(Bounding box rows)
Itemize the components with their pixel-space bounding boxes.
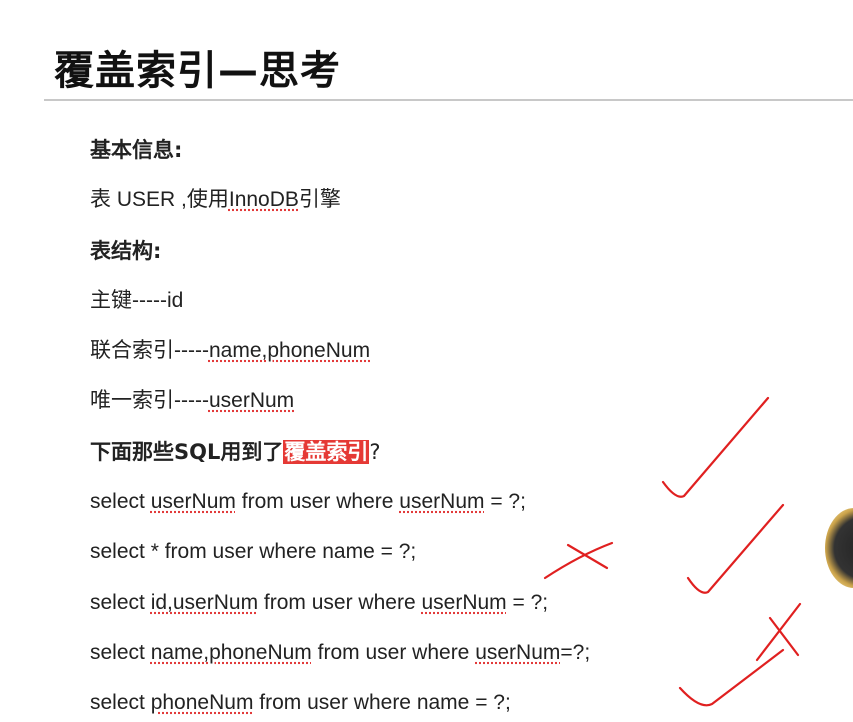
check-mark-icon: [678, 648, 785, 707]
decorative-orb: [825, 508, 853, 588]
query-4-part-2: from user where: [311, 641, 476, 664]
table-engine: InnoDB: [228, 188, 299, 211]
query-1-part-1: select: [90, 490, 151, 513]
query-2-text: select * from user where name = ?;: [90, 540, 417, 563]
question-prefix: 下面那些SQL用到了: [90, 440, 284, 464]
title-divider: [44, 99, 853, 101]
query-5-select-column: phoneNum: [150, 691, 254, 714]
composite-index-line: 联合索引-----name,phoneNum: [90, 336, 370, 366]
query-4-part-3: =?;: [560, 641, 591, 664]
unique-index-value: userNum: [208, 389, 295, 412]
slide-title: 覆盖索引—思考: [54, 48, 341, 94]
query-5-part-1: select: [90, 691, 151, 714]
primary-key-label: 主键-----: [90, 289, 167, 312]
query-5-part-2: from user where name = ?;: [253, 691, 511, 714]
query-4-select-column: name,phoneNum: [150, 641, 312, 664]
composite-index-label: 联合索引-----: [90, 339, 209, 362]
query-line-5: select phoneNum from user where name = ?…: [90, 688, 511, 718]
unique-index-line: 唯一索引-----userNum: [90, 386, 294, 416]
query-1-part-2: from user where: [235, 490, 400, 513]
query-1-select-column: userNum: [150, 490, 236, 513]
unique-index-label: 唯一索引-----: [90, 389, 209, 412]
basic-info-heading: 基本信息:: [90, 138, 183, 162]
table-info-prefix: 表 USER ,使用: [90, 188, 229, 211]
query-1-where-column: userNum: [399, 490, 485, 513]
slide: 覆盖索引—思考 基本信息: 表 USER ,使用InnoDB引擎 表结构: 主键…: [0, 0, 853, 722]
primary-key-value: id: [166, 289, 184, 312]
query-3-part-2: from user where: [258, 591, 422, 614]
query-4-part-1: select: [90, 641, 151, 664]
query-3-where-column: userNum: [421, 591, 507, 614]
check-mark-icon: [686, 503, 785, 594]
query-4-where-column: userNum: [475, 641, 561, 664]
table-info-line: 表 USER ,使用InnoDB引擎: [90, 185, 341, 215]
structure-heading: 表结构:: [90, 239, 162, 263]
query-3-part-3: = ?;: [506, 591, 549, 614]
table-info-suffix: 引擎: [298, 188, 341, 211]
composite-index-value: name,phoneNum: [208, 339, 371, 362]
question-highlight: 覆盖索引: [283, 440, 370, 464]
query-3-select-column: id,userNum: [150, 591, 259, 614]
question-line: 下面那些SQL用到了覆盖索引?: [90, 437, 381, 467]
query-3-part-1: select: [90, 591, 151, 614]
query-line-4: select name,phoneNum from user where use…: [90, 638, 590, 668]
query-1-part-3: = ?;: [484, 490, 526, 513]
question-suffix: ?: [369, 440, 381, 464]
query-line-2: select * from user where name = ?;: [90, 537, 416, 567]
query-line-3: select id,userNum from user where userNu…: [90, 588, 548, 618]
check-mark-icon: [661, 396, 770, 498]
query-line-1: select userNum from user where userNum =…: [90, 487, 526, 517]
primary-key-line: 主键-----id: [90, 286, 183, 316]
cross-mark-icon: [543, 541, 614, 580]
cross-mark-icon: [755, 602, 802, 662]
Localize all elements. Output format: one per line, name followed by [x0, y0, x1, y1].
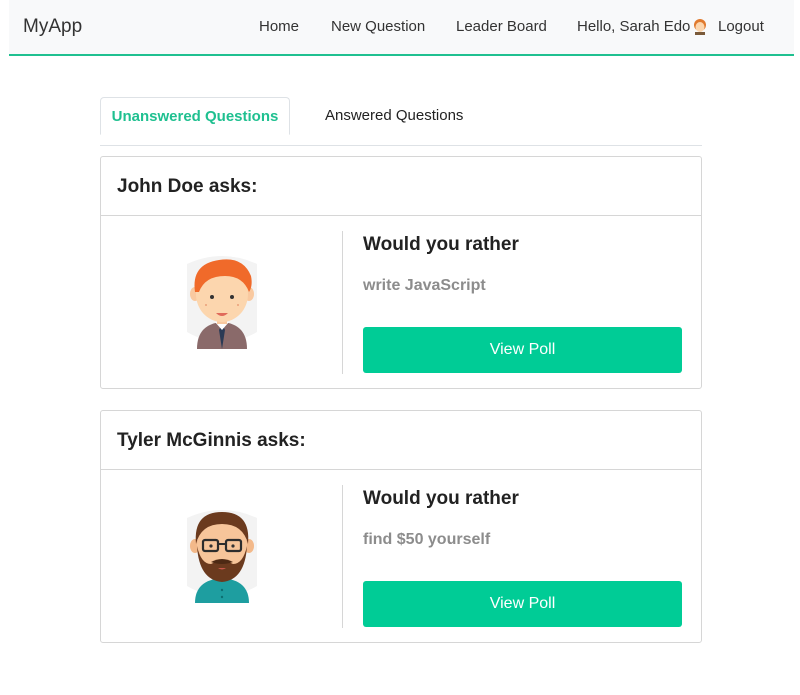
nav-new-question-link[interactable]: New Question — [331, 18, 425, 35]
question-option-preview: write JavaScript — [363, 277, 486, 294]
bearded-man-glasses-avatar-icon — [187, 510, 257, 603]
navbar: MyApp Home New Question Leader Board Hel… — [9, 0, 794, 56]
tab-answered[interactable]: Answered Questions — [325, 97, 463, 135]
question-card: Tyler McGinnis asks: Would you rather fi… — [100, 410, 702, 643]
user-greeting: Hello, Sarah Edo — [577, 18, 691, 35]
card-divider — [342, 485, 343, 628]
question-option-preview: find $50 yourself — [363, 531, 491, 548]
question-title: Would you rather — [363, 234, 519, 255]
tab-unanswered[interactable]: Unanswered Questions — [100, 97, 290, 135]
question-tabs: Unanswered Questions Answered Questions — [100, 97, 702, 146]
red-hair-man-avatar-icon — [187, 256, 257, 349]
question-title: Would you rather — [363, 488, 519, 509]
app-brand[interactable]: MyApp — [23, 16, 82, 38]
view-poll-button[interactable]: View Poll — [363, 327, 682, 373]
question-author-heading: Tyler McGinnis asks: — [101, 411, 701, 470]
user-avatar-icon — [694, 19, 706, 35]
question-author-heading: John Doe asks: — [101, 157, 701, 216]
card-divider — [342, 231, 343, 374]
logout-link[interactable]: Logout — [718, 18, 764, 35]
view-poll-button[interactable]: View Poll — [363, 581, 682, 627]
question-card: John Doe asks: Would you rather write Ja… — [100, 156, 702, 389]
nav-leader-board-link[interactable]: Leader Board — [456, 18, 547, 35]
nav-home-link[interactable]: Home — [259, 18, 299, 35]
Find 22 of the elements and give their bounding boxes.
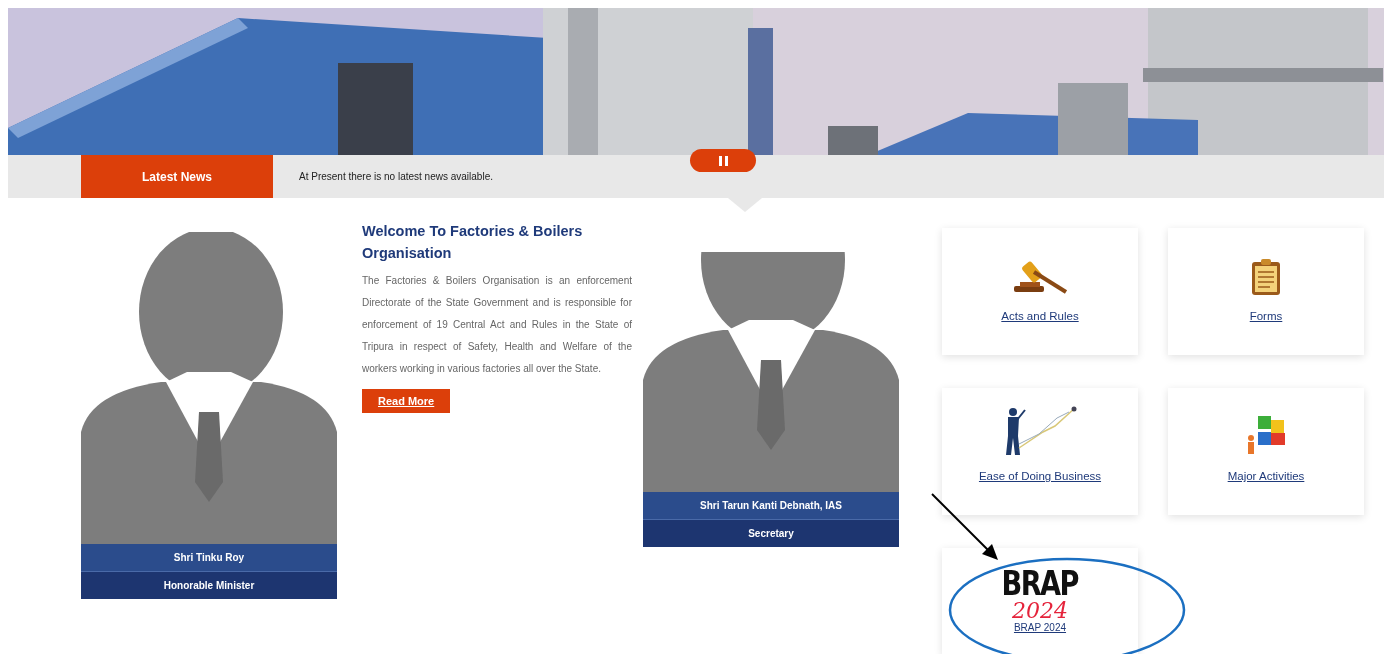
gavel-icon: [1012, 260, 1068, 296]
tile-link[interactable]: Acts and Rules: [1001, 310, 1079, 322]
presenter-chart-icon: [1003, 404, 1077, 456]
pause-icon: [718, 155, 728, 166]
pause-button[interactable]: [690, 149, 756, 172]
tile-link[interactable]: BRAP 2024: [1013, 622, 1067, 633]
news-message: At Present there is no latest news available.: [299, 171, 493, 182]
tile-link[interactable]: Ease of Doing Business: [978, 470, 1102, 482]
brap-logo-title: BRAP: [1001, 566, 1079, 600]
latest-news-label: Latest News: [81, 155, 273, 198]
tile-link[interactable]: Major Activities: [1227, 470, 1305, 482]
brap-logo-year: 2024: [1012, 600, 1068, 622]
person-name: Shri Tinku Roy: [81, 544, 337, 571]
person-role: Honorable Minister: [81, 571, 337, 599]
welcome-heading: Welcome To Factories & Boilers Organisation: [362, 222, 584, 263]
welcome-paragraph: The Factories & Boilers Organisation is an enforcement Directorate of the State Government and is responsible for enforcement of 19 Central Act and Rules in the State of Tripura in respect of Safety, Health and Welfare of the workers working in various factories all over the State.: [362, 274, 632, 376]
annotation-arrow: [930, 492, 1000, 562]
read-more-button[interactable]: Read More: [362, 389, 451, 413]
clipboard-icon: [1251, 258, 1281, 296]
tile-link[interactable]: Forms: [1249, 310, 1283, 322]
person-name: Shri Tarun Kanti Debnath, IAS: [643, 492, 899, 519]
person-role: Secretary: [643, 519, 899, 547]
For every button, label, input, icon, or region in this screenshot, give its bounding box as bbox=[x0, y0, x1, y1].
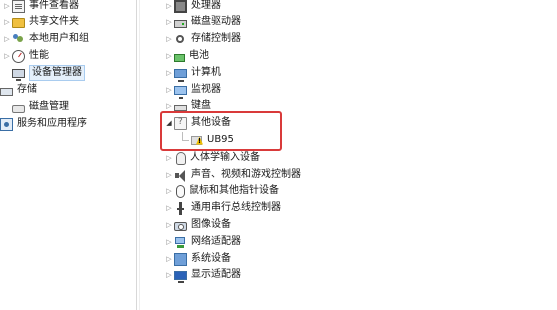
highlight-annotation-box bbox=[160, 111, 282, 151]
device-category-label: 监视器 bbox=[191, 84, 221, 95]
tree-item-label: 本地用户和组 bbox=[29, 33, 89, 44]
expand-arrow-icon[interactable]: ▷ bbox=[164, 238, 174, 246]
expand-arrow-icon[interactable]: ▷ bbox=[2, 2, 12, 10]
tree-item-label: 设备管理器 bbox=[29, 65, 85, 81]
tree-item-storage[interactable]: 存储 bbox=[0, 82, 37, 98]
tree-item-services-apps[interactable]: 服务和应用程序 bbox=[0, 116, 87, 132]
imaging-icon bbox=[174, 221, 187, 231]
device-category-label: 磁盘驱动器 bbox=[191, 16, 241, 27]
tree-item-label: 磁盘管理 bbox=[29, 101, 69, 112]
tree-item-device-manager[interactable]: 设备管理器 bbox=[12, 65, 85, 81]
device-category-network[interactable]: ▷ 网络适配器 bbox=[164, 234, 241, 250]
device-category-monitors[interactable]: ▷ 监视器 bbox=[164, 82, 221, 99]
device-category-label: 人体学输入设备 bbox=[190, 152, 260, 163]
tree-item-label: 共享文件夹 bbox=[29, 16, 79, 27]
display-adapter-icon bbox=[174, 271, 187, 283]
expand-arrow-icon[interactable]: ▷ bbox=[164, 271, 174, 279]
device-category-hid[interactable]: ▷ 人体学输入设备 bbox=[164, 150, 260, 166]
mouse-icon bbox=[176, 184, 185, 198]
device-category-label: 显示适配器 bbox=[191, 269, 241, 280]
tree-item-label: 服务和应用程序 bbox=[17, 118, 87, 129]
expand-arrow-icon[interactable]: ▷ bbox=[2, 18, 12, 26]
device-category-label: 通用串行总线控制器 bbox=[191, 202, 281, 213]
network-icon bbox=[174, 236, 187, 249]
storage-icon bbox=[0, 87, 13, 96]
processor-icon bbox=[174, 0, 187, 13]
battery-icon bbox=[174, 53, 185, 62]
device-category-disk-drives[interactable]: ▷ 磁盘驱动器 bbox=[164, 14, 241, 30]
tree-item-local-users[interactable]: ▷ 本地用户和组 bbox=[2, 31, 89, 47]
pane-divider-shadow bbox=[139, 0, 140, 310]
device-category-label: 电池 bbox=[189, 50, 209, 61]
expand-arrow-icon[interactable]: ▷ bbox=[2, 52, 12, 60]
tree-item-shared-folders[interactable]: ▷ 共享文件夹 bbox=[2, 14, 79, 30]
device-category-system[interactable]: ▷ 系统设备 bbox=[164, 251, 231, 267]
system-icon bbox=[174, 252, 187, 266]
expand-arrow-icon[interactable]: ▷ bbox=[164, 18, 174, 26]
expand-arrow-icon[interactable]: ▷ bbox=[164, 187, 174, 195]
monitor-icon bbox=[174, 85, 187, 99]
services-icon bbox=[0, 117, 13, 131]
device-category-label: 图像设备 bbox=[191, 219, 231, 230]
device-category-label: 存储控制器 bbox=[191, 33, 241, 44]
expand-arrow-icon[interactable]: ▷ bbox=[164, 69, 174, 77]
device-category-battery[interactable]: ▷ 电池 bbox=[164, 48, 209, 64]
performance-icon bbox=[12, 49, 25, 63]
users-icon bbox=[12, 33, 25, 46]
device-category-processor[interactable]: ▷ 处理器 bbox=[164, 0, 221, 14]
device-category-storage-controllers[interactable]: ▷ 存储控制器 bbox=[164, 31, 241, 47]
expand-arrow-icon[interactable]: ▷ bbox=[164, 52, 174, 60]
device-category-label: 处理器 bbox=[191, 0, 221, 11]
tree-item-label: 事件查看器 bbox=[29, 0, 79, 11]
tree-item-event-viewer[interactable]: ▷ 事件查看器 bbox=[2, 0, 79, 14]
pane-divider[interactable] bbox=[136, 0, 137, 310]
expand-arrow-icon[interactable]: ▷ bbox=[2, 35, 12, 43]
expand-arrow-icon[interactable]: ▷ bbox=[164, 102, 174, 110]
expand-arrow-icon[interactable]: ▷ bbox=[164, 2, 174, 10]
event-viewer-icon bbox=[12, 0, 25, 13]
expand-arrow-icon[interactable]: ▷ bbox=[164, 255, 174, 263]
expand-arrow-icon[interactable]: ▷ bbox=[164, 204, 174, 212]
console-tree-pane: ▷ 事件查看器 ▷ 共享文件夹 ▷ 本地用户和组 ▷ 性能 设备管理器 存储 磁… bbox=[0, 0, 136, 310]
usb-icon bbox=[174, 201, 187, 215]
hid-icon bbox=[176, 151, 186, 165]
tree-item-label: 性能 bbox=[29, 50, 49, 61]
tree-item-disk-management[interactable]: 磁盘管理 bbox=[12, 99, 69, 115]
disk-drive-icon bbox=[174, 19, 187, 28]
expand-arrow-icon[interactable]: ▷ bbox=[164, 154, 174, 162]
tree-item-label: 存储 bbox=[17, 84, 37, 95]
device-category-display-adapters[interactable]: ▷ 显示适配器 bbox=[164, 267, 241, 283]
computer-icon bbox=[174, 68, 187, 82]
device-category-computer[interactable]: ▷ 计算机 bbox=[164, 65, 221, 82]
tree-item-performance[interactable]: ▷ 性能 bbox=[2, 48, 49, 64]
storage-controller-icon bbox=[174, 33, 187, 46]
expand-arrow-icon[interactable]: ▷ bbox=[164, 221, 174, 229]
expand-arrow-icon[interactable]: ▷ bbox=[164, 86, 174, 94]
device-category-usb[interactable]: ▷ 通用串行总线控制器 bbox=[164, 200, 281, 216]
device-category-label: 声音、视频和游戏控制器 bbox=[191, 169, 301, 180]
disk-icon bbox=[12, 104, 25, 113]
expand-arrow-icon[interactable]: ▷ bbox=[164, 35, 174, 43]
folder-icon bbox=[12, 18, 25, 28]
device-category-imaging[interactable]: ▷ 图像设备 bbox=[164, 217, 231, 233]
device-category-label: 系统设备 bbox=[191, 253, 231, 264]
device-category-sound[interactable]: ▷ 声音、视频和游戏控制器 bbox=[164, 167, 301, 183]
device-category-label: 计算机 bbox=[191, 67, 221, 78]
device-category-label: 鼠标和其他指针设备 bbox=[189, 185, 279, 196]
device-manager-icon bbox=[12, 69, 25, 81]
device-category-mice[interactable]: ▷ 鼠标和其他指针设备 bbox=[164, 183, 279, 199]
device-category-label: 网络适配器 bbox=[191, 236, 241, 247]
sound-icon bbox=[174, 169, 187, 182]
expand-arrow-icon[interactable]: ▷ bbox=[164, 171, 174, 179]
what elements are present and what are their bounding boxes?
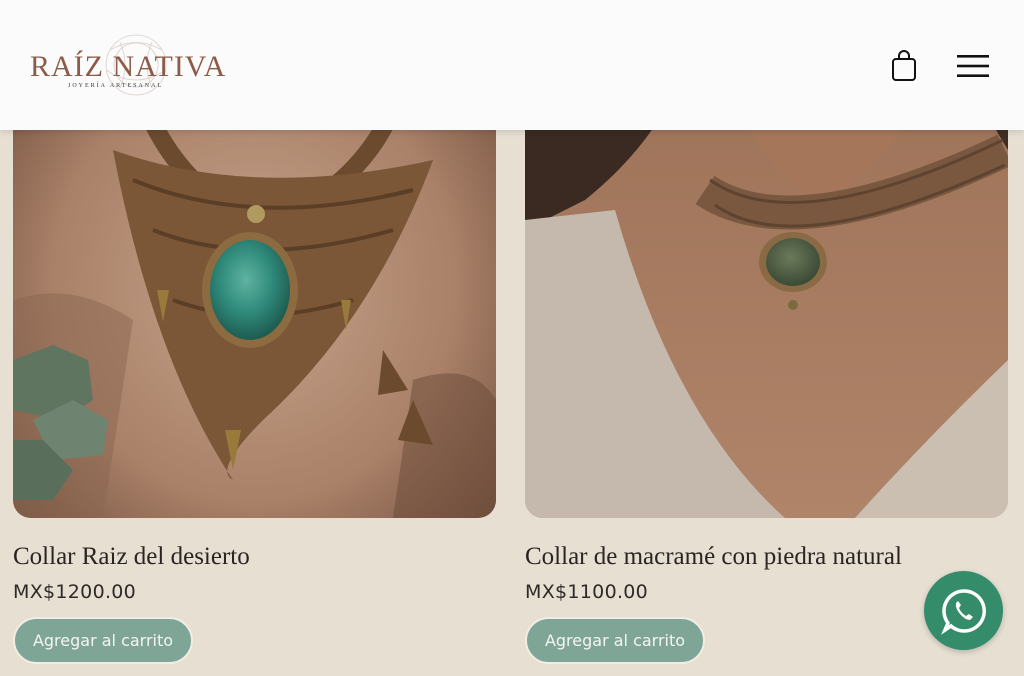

- Problem description: Please give the lines starting at the one containing "nav-new-question-link[interactable]: New Question" and ending at the one containing "tab-answered[interactable]: Answered Questions" as a Markdown table with the columns No. and Line text. Number the lines in order and skip any blank ones.

- Reply to the exercise:
| No. | Line text |
|---|---|
| 1 | nav-new-question-link[interactable]: New Question — [331, 18, 425, 35] |
| 2 | question-option-preview: write JavaScript — [363, 277, 486, 294] |
| 3 | bearded-man-glasses-avatar-icon — [187, 510, 257, 603] |
| 4 | navbar: MyApp Home New Question Leader Board Hel… — [9, 0, 794, 56] |
| 5 | tab-answered[interactable]: Answered Questions — [325, 97, 463, 135] |